Records provided:

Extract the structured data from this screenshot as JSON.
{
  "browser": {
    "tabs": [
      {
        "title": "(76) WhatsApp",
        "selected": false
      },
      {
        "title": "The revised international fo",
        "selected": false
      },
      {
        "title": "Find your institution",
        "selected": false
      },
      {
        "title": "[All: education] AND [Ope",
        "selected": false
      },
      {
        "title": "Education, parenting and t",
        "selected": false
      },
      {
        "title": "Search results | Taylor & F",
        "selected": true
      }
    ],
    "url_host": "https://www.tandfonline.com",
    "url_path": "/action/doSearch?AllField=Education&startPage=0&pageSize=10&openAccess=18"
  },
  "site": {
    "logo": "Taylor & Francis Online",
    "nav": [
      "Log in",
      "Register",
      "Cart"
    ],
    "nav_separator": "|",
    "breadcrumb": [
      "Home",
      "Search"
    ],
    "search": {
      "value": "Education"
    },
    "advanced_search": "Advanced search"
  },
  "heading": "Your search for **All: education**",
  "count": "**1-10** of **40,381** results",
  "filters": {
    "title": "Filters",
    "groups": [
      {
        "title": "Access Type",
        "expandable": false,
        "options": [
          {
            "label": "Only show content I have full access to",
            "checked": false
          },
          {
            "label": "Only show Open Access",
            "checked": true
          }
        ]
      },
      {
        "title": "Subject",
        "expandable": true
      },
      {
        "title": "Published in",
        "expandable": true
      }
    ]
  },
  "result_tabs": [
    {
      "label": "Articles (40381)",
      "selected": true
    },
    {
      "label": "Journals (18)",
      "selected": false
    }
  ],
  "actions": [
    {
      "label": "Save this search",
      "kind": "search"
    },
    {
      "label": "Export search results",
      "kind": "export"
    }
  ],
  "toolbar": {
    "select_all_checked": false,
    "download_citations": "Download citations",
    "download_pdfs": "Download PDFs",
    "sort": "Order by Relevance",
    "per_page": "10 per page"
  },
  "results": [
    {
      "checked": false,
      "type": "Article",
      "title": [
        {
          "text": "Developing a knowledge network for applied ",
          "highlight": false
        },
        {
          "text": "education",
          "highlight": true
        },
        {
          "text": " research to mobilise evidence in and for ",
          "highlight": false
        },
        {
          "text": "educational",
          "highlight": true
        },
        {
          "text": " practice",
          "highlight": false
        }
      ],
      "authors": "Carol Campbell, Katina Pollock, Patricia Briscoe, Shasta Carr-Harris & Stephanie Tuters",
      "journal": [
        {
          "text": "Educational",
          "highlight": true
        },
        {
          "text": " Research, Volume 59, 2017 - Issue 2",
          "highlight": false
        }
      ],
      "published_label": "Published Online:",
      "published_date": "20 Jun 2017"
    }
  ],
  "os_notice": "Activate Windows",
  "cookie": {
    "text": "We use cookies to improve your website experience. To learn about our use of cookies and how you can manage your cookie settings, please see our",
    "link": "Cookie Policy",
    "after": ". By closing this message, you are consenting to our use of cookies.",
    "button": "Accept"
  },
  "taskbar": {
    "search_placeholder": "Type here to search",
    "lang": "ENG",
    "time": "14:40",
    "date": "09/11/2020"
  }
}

Exercise: Could you transcribe the records in full, exactly?

Expected answer:
Extract the structured data from this screenshot as JSON.
{
  "browser": {
    "tabs": [
      {
        "title": "(76) WhatsApp",
        "selected": false
      },
      {
        "title": "The revised international fo",
        "selected": false
      },
      {
        "title": "Find your institution",
        "selected": false
      },
      {
        "title": "[All: education] AND [Ope",
        "selected": false
      },
      {
        "title": "Education, parenting and t",
        "selected": false
      },
      {
        "title": "Search results | Taylor & F",
        "selected": true
      }
    ],
    "url_host": "https://www.tandfonline.com",
    "url_path": "/action/doSearch?AllField=Education&startPage=0&pageSize=10&openAccess=18"
  },
  "site": {
    "logo": "Taylor & Francis Online",
    "nav": [
      "Log in",
      "Register",
      "Cart"
    ],
    "nav_separator": "|",
    "breadcrumb": [
      "Home",
      "Search"
    ],
    "search": {
      "value": "Education"
    },
    "advanced_search": "Advanced search"
  },
  "heading": "Your search for **All: education**",
  "count": "**1-10** of **40,381** results",
  "filters": {
    "title": "Filters",
    "groups": [
      {
        "title": "Access Type",
        "expandable": false,
        "options": [
          {
            "label": "Only show content I have full access to",
            "checked": false
          },
          {
            "label": "Only show Open Access",
            "checked": true
          }
        ]
      },
      {
        "title": "Subject",
        "expandable": true
      },
      {
        "title": "Published in",
        "expandable": true
      }
    ]
  },
  "result_tabs": [
    {
      "label": "Articles (40381)",
      "selected": true
    },
    {
      "label": "Journals (18)",
      "selected": false
    }
  ],
  "actions": [
    {
      "label": "Save this search",
      "kind": "search"
    },
    {
      "label": "Export search results",
      "kind": "export"
    }
  ],
  "toolbar": {
    "select_all_checked": false,
    "download_citations": "Download citations",
    "download_pdfs": "Download PDFs",
    "sort": "Order by Relevance",
    "per_page": "10 per page"
  },
  "results": [
    {
      "checked": false,
      "type": "Article",
      "title": [
        {
          "text": "Developing a knowledge network for applied ",
          "highlight": false
        },
        {
          "text": "education",
          "highlight": true
        },
        {
          "text": " research to mobilise evidence in and for ",
          "highlight": false
        },
        {
          "text": "educational",
          "highlight": true
        },
        {
          "text": " practice",
          "highlight": false
        }
      ],
      "authors": "Carol Campbell, Katina Pollock, Patricia Briscoe, Shasta Carr-Harris & Stephanie Tuters",
      "journal": [
        {
          "text": "Educational",
          "highlight": true
        },
        {
          "text": " Research, Volume 59, 2017 - Issue 2",
          "highlight": false
        }
      ],
      "published_label": "Published Online:",
      "published_date": "20 Jun 2017"
    }
  ],
  "os_notice": "Activate Windows",
  "cookie": {
    "text": "We use cookies to improve your website experience. To learn about our use of cookies and how you can manage your cookie settings, please see our",
    "link": "Cookie Policy",
    "after": ". By closing this message, you are consenting to our use of cookies.",
    "button": "Accept"
  },
  "taskbar": {
    "search_placeholder": "Type here to search",
    "lang": "ENG",
    "time": "14:40",
    "date": "09/11/2020"
  }
}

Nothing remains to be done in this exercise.